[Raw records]
=-=-=
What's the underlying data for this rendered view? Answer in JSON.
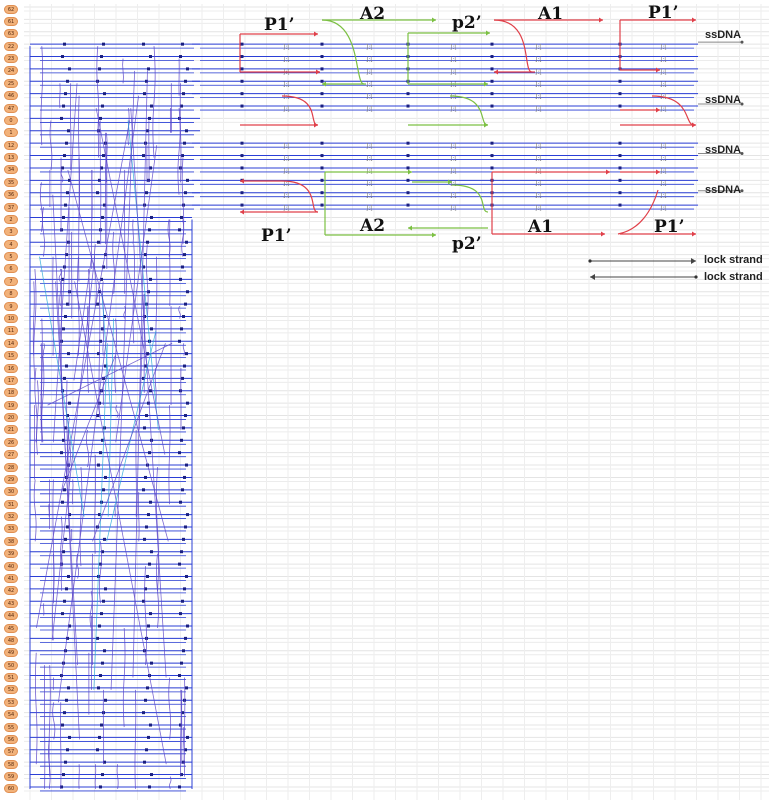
{
  "diagram": {
    "row_numbers": [
      "62",
      "61",
      "63",
      "22",
      "23",
      "24",
      "25",
      "46",
      "47",
      "0",
      "1",
      "12",
      "13",
      "34",
      "35",
      "36",
      "37",
      "2",
      "3",
      "4",
      "5",
      "6",
      "7",
      "8",
      "9",
      "10",
      "11",
      "14",
      "15",
      "16",
      "17",
      "18",
      "19",
      "20",
      "21",
      "26",
      "27",
      "28",
      "29",
      "30",
      "31",
      "32",
      "33",
      "38",
      "39",
      "40",
      "41",
      "42",
      "43",
      "44",
      "45",
      "48",
      "49",
      "50",
      "51",
      "52",
      "53",
      "54",
      "55",
      "56",
      "57",
      "58",
      "59",
      "60"
    ],
    "top_labels": {
      "p1": "P1’",
      "a2": "A2",
      "p2": "p2’",
      "a1": "A1",
      "p1b": "P1’"
    },
    "bottom_labels": {
      "p1": "P1’",
      "a2": "A2",
      "p2": "p2’",
      "a1": "A1",
      "p1b": "P1’"
    },
    "ssdna_labels": [
      "ssDNA",
      "ssDNA",
      "ssDNA",
      "ssDNA"
    ],
    "lock_labels": [
      "lock strand",
      "lock strand"
    ],
    "colors": {
      "scaffold": "#2b3fd6",
      "crossover": "#5b45c9",
      "cyan": "#29a9d8",
      "red": "#e0404a",
      "green": "#7cc043",
      "grid": "#d9d9d9",
      "badge": "#f2b27a"
    }
  }
}
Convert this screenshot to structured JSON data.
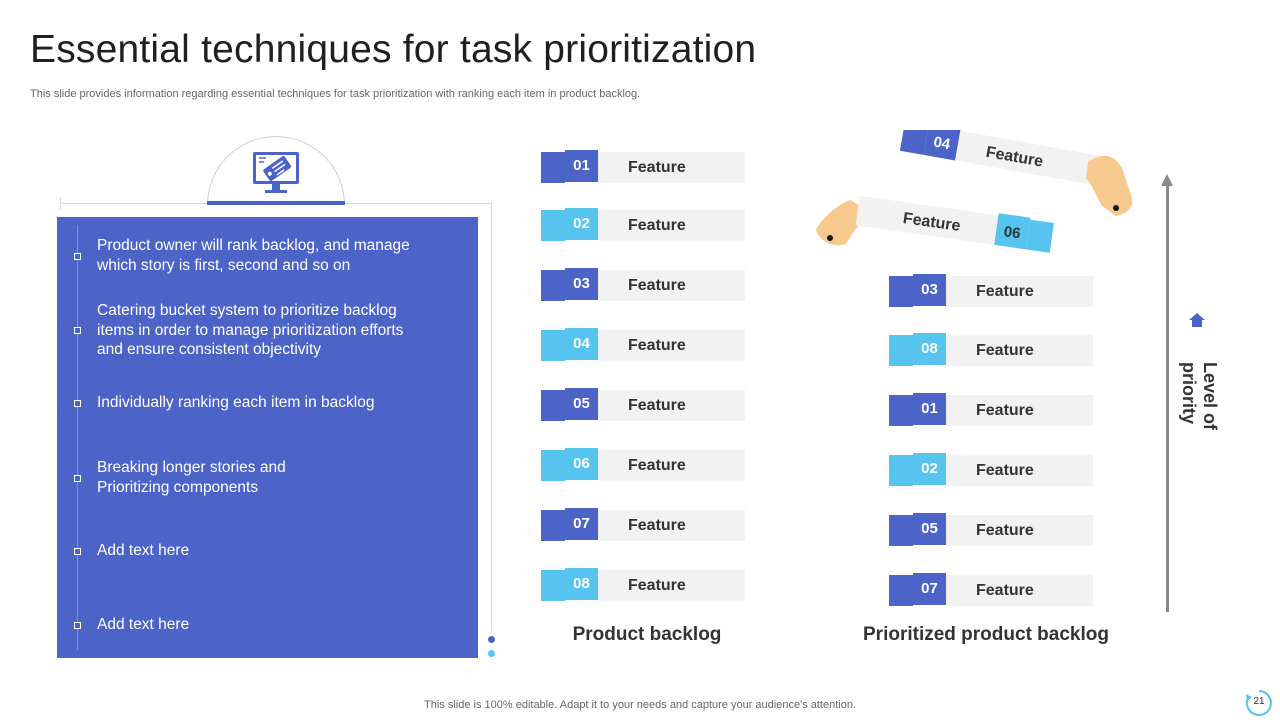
{
  "title": "Essential techniques for task prioritization",
  "subtitle": "This slide provides information regarding essential techniques for task prioritization with ranking each item in product backlog.",
  "left_panel": {
    "icon": "monitor-tag-icon",
    "bullets": [
      "Product owner will rank backlog, and manage|which story is first, second and so on",
      "Catering bucket system to prioritize backlog|items in order to manage prioritization efforts|and ensure consistent objectivity",
      "Individually  ranking each item in backlog",
      "Breaking longer stories and|Prioritizing components",
      "Add text here",
      "Add text here"
    ]
  },
  "product_backlog": {
    "label": "Product backlog",
    "items": [
      {
        "num": "01",
        "text": "Feature"
      },
      {
        "num": "02",
        "text": "Feature"
      },
      {
        "num": "03",
        "text": "Feature"
      },
      {
        "num": "04",
        "text": "Feature"
      },
      {
        "num": "05",
        "text": "Feature"
      },
      {
        "num": "06",
        "text": "Feature"
      },
      {
        "num": "07",
        "text": "Feature"
      },
      {
        "num": "08",
        "text": "Feature"
      }
    ]
  },
  "prioritized_backlog": {
    "label": "Prioritized product backlog",
    "held_items": [
      {
        "num": "04",
        "text": "Feature"
      },
      {
        "num": "06",
        "text": "Feature"
      }
    ],
    "items": [
      {
        "num": "03",
        "text": "Feature"
      },
      {
        "num": "08",
        "text": "Feature"
      },
      {
        "num": "01",
        "text": "Feature"
      },
      {
        "num": "02",
        "text": "Feature"
      },
      {
        "num": "05",
        "text": "Feature"
      },
      {
        "num": "07",
        "text": "Feature"
      }
    ]
  },
  "priority_axis": {
    "line1": "Level of",
    "line2": "priority",
    "icon": "home-icon"
  },
  "colors": {
    "primary": "#4c63c8",
    "accent": "#56c4ee",
    "bar": "#f2f2f2",
    "skin": "#f7c98f"
  },
  "footer": "This slide is 100% editable. Adapt it to your needs and capture your audience's attention.",
  "page_number": "21"
}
=-=-=
#### [TASK BRIEF]
Working from the lines above, reproduce the material exactly and exclude its pictures.

#### [THE OUTPUT]
What's the underlying data for this rendered view? Answer in JSON.
{
  "diagram": {
    "row_numbers": [
      "62",
      "61",
      "63",
      "22",
      "23",
      "24",
      "25",
      "46",
      "47",
      "0",
      "1",
      "12",
      "13",
      "34",
      "35",
      "36",
      "37",
      "2",
      "3",
      "4",
      "5",
      "6",
      "7",
      "8",
      "9",
      "10",
      "11",
      "14",
      "15",
      "16",
      "17",
      "18",
      "19",
      "20",
      "21",
      "26",
      "27",
      "28",
      "29",
      "30",
      "31",
      "32",
      "33",
      "38",
      "39",
      "40",
      "41",
      "42",
      "43",
      "44",
      "45",
      "48",
      "49",
      "50",
      "51",
      "52",
      "53",
      "54",
      "55",
      "56",
      "57",
      "58",
      "59",
      "60"
    ],
    "top_labels": {
      "p1": "P1’",
      "a2": "A2",
      "p2": "p2’",
      "a1": "A1",
      "p1b": "P1’"
    },
    "bottom_labels": {
      "p1": "P1’",
      "a2": "A2",
      "p2": "p2’",
      "a1": "A1",
      "p1b": "P1’"
    },
    "ssdna_labels": [
      "ssDNA",
      "ssDNA",
      "ssDNA",
      "ssDNA"
    ],
    "lock_labels": [
      "lock strand",
      "lock strand"
    ],
    "colors": {
      "scaffold": "#2b3fd6",
      "crossover": "#5b45c9",
      "cyan": "#29a9d8",
      "red": "#e0404a",
      "green": "#7cc043",
      "grid": "#d9d9d9",
      "badge": "#f2b27a"
    }
  }
}
Convert this screenshot to structured JSON data.
{
  "title": "Essential techniques for task prioritization",
  "subtitle": "This slide provides information regarding essential techniques for task prioritization with ranking each item in product backlog.",
  "left_panel": {
    "icon": "monitor-tag-icon",
    "bullets": [
      "Product owner will rank backlog, and manage|which story is first, second and so on",
      "Catering bucket system to prioritize backlog|items in order to manage prioritization efforts|and ensure consistent objectivity",
      "Individually  ranking each item in backlog",
      "Breaking longer stories and|Prioritizing components",
      "Add text here",
      "Add text here"
    ]
  },
  "product_backlog": {
    "label": "Product backlog",
    "items": [
      {
        "num": "01",
        "text": "Feature"
      },
      {
        "num": "02",
        "text": "Feature"
      },
      {
        "num": "03",
        "text": "Feature"
      },
      {
        "num": "04",
        "text": "Feature"
      },
      {
        "num": "05",
        "text": "Feature"
      },
      {
        "num": "06",
        "text": "Feature"
      },
      {
        "num": "07",
        "text": "Feature"
      },
      {
        "num": "08",
        "text": "Feature"
      }
    ]
  },
  "prioritized_backlog": {
    "label": "Prioritized product backlog",
    "held_items": [
      {
        "num": "04",
        "text": "Feature"
      },
      {
        "num": "06",
        "text": "Feature"
      }
    ],
    "items": [
      {
        "num": "03",
        "text": "Feature"
      },
      {
        "num": "08",
        "text": "Feature"
      },
      {
        "num": "01",
        "text": "Feature"
      },
      {
        "num": "02",
        "text": "Feature"
      },
      {
        "num": "05",
        "text": "Feature"
      },
      {
        "num": "07",
        "text": "Feature"
      }
    ]
  },
  "priority_axis": {
    "line1": "Level of",
    "line2": "priority",
    "icon": "home-icon"
  },
  "colors": {
    "primary": "#4c63c8",
    "accent": "#56c4ee",
    "bar": "#f2f2f2",
    "skin": "#f7c98f"
  },
  "footer": "This slide is 100% editable. Adapt it to your needs and capture your audience's attention.",
  "page_number": "21"
}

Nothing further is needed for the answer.